PROBLEM:
From the records, pick out and copy each line containing "state".
+++ RECORDS PROVIDED +++
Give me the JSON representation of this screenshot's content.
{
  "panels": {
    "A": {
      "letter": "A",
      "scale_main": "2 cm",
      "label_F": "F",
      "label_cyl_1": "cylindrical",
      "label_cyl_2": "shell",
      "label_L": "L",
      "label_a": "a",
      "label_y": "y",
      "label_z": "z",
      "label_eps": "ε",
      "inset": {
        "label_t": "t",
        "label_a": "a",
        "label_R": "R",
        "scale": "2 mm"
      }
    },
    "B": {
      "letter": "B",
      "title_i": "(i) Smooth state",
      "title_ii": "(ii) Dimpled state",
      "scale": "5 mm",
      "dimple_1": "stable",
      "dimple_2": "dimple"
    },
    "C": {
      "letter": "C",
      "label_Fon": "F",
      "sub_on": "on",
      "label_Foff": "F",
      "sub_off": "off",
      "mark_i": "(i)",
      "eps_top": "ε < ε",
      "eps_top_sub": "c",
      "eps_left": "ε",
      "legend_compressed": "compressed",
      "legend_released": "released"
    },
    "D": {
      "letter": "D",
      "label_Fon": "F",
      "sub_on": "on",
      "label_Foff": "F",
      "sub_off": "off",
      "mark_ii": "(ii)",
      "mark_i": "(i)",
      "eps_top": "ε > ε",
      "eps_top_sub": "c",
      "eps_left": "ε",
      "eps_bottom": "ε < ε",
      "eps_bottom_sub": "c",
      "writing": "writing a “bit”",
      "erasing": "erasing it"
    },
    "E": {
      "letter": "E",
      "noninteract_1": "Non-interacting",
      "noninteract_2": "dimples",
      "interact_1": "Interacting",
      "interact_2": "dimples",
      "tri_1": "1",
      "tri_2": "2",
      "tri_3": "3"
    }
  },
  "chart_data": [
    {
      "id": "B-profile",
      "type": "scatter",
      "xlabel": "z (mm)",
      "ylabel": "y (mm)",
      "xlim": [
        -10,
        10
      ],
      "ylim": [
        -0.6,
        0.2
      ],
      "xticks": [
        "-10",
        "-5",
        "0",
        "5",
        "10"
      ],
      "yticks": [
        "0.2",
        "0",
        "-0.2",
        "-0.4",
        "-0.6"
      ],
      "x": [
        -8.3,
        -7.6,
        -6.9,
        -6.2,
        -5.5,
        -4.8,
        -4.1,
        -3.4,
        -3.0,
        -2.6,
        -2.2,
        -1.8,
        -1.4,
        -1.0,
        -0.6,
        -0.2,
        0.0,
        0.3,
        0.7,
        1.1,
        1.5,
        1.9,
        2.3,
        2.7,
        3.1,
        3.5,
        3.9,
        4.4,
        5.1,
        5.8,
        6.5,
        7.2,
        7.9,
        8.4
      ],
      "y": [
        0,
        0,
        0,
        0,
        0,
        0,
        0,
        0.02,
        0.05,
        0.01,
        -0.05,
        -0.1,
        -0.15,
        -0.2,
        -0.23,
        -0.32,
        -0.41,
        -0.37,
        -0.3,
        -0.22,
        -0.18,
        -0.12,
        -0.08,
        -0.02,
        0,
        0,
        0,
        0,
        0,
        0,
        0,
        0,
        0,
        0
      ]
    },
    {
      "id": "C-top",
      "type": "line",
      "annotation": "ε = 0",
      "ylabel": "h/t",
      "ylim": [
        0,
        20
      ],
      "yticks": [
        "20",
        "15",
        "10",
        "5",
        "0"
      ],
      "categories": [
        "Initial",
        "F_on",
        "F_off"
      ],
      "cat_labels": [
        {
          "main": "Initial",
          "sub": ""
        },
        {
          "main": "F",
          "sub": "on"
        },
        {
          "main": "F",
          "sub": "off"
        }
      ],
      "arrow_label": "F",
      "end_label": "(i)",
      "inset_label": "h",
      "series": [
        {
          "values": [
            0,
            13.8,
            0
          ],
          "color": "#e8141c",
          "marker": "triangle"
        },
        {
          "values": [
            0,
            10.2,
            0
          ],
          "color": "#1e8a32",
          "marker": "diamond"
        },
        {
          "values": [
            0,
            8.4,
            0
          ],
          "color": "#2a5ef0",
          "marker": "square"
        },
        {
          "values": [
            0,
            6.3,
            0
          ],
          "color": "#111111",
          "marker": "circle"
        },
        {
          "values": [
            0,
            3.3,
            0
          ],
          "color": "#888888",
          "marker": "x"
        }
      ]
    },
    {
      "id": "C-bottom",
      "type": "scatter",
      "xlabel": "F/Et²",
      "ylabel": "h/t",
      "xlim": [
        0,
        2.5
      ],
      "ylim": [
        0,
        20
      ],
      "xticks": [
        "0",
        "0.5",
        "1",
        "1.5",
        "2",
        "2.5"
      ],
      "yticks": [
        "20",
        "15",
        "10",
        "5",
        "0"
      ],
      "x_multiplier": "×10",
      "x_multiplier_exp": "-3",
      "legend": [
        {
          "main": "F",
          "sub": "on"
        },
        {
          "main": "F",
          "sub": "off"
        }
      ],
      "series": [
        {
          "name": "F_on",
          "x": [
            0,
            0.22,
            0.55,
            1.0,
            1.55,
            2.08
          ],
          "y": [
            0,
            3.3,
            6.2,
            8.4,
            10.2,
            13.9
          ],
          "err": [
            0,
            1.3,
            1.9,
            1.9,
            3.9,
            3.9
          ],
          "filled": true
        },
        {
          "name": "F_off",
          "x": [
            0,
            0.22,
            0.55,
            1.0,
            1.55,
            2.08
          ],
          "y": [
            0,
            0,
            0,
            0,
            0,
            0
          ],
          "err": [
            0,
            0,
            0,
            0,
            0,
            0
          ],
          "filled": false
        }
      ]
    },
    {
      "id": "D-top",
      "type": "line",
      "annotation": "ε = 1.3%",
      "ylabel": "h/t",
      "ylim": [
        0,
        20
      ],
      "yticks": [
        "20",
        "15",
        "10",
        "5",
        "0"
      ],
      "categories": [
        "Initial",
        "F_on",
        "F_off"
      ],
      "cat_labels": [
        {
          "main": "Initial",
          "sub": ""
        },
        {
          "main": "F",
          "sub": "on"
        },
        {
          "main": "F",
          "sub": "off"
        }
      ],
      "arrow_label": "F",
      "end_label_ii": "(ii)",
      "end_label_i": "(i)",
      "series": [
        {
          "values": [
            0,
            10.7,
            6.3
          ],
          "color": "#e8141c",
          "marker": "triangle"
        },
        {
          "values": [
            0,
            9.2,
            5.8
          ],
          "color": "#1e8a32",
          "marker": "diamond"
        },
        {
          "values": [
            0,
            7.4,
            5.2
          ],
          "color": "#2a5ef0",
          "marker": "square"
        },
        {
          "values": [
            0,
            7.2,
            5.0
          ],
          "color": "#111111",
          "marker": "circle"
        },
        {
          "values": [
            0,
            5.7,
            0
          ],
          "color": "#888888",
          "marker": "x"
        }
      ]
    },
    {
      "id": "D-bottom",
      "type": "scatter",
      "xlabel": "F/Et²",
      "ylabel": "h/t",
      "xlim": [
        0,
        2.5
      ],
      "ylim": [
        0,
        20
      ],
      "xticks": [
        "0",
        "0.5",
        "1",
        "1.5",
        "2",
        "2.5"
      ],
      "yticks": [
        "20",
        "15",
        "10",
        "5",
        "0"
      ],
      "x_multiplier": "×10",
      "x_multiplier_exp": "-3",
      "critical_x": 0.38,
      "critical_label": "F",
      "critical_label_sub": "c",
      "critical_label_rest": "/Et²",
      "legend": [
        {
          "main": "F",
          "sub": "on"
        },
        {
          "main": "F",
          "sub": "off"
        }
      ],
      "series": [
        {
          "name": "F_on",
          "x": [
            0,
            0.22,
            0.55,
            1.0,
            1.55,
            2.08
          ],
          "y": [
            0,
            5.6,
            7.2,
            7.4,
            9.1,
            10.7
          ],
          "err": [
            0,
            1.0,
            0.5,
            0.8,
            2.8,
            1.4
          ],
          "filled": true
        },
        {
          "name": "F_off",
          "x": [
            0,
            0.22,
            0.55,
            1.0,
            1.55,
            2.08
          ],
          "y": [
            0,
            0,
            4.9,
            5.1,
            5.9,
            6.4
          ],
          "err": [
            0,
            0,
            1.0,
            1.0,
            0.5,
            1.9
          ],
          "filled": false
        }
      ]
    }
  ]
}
+++
RESULT:
      "title_i": "(i) Smooth state",
      "title_ii": "(ii) Dimpled state",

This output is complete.